Supplied records —
* START *
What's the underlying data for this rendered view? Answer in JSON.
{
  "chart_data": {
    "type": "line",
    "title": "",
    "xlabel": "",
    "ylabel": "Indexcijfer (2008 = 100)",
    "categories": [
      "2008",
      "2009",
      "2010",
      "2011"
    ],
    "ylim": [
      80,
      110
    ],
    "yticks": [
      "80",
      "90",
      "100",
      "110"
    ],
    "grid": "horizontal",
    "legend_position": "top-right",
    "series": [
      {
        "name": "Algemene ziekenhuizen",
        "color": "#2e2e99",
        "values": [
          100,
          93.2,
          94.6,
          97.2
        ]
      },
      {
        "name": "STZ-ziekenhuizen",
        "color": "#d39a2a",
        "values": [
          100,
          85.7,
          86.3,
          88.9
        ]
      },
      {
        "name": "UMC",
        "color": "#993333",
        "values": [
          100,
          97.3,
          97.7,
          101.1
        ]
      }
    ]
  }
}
* END *
Short exercise — Please quote every record above exactly as it appears.

Answer to the task —
What's the underlying data for this rendered view? Answer in JSON.
{
  "chart_data": {
    "type": "line",
    "title": "",
    "xlabel": "",
    "ylabel": "Indexcijfer (2008 = 100)",
    "categories": [
      "2008",
      "2009",
      "2010",
      "2011"
    ],
    "ylim": [
      80,
      110
    ],
    "yticks": [
      "80",
      "90",
      "100",
      "110"
    ],
    "grid": "horizontal",
    "legend_position": "top-right",
    "series": [
      {
        "name": "Algemene ziekenhuizen",
        "color": "#2e2e99",
        "values": [
          100,
          93.2,
          94.6,
          97.2
        ]
      },
      {
        "name": "STZ-ziekenhuizen",
        "color": "#d39a2a",
        "values": [
          100,
          85.7,
          86.3,
          88.9
        ]
      },
      {
        "name": "UMC",
        "color": "#993333",
        "values": [
          100,
          97.3,
          97.7,
          101.1
        ]
      }
    ]
  }
}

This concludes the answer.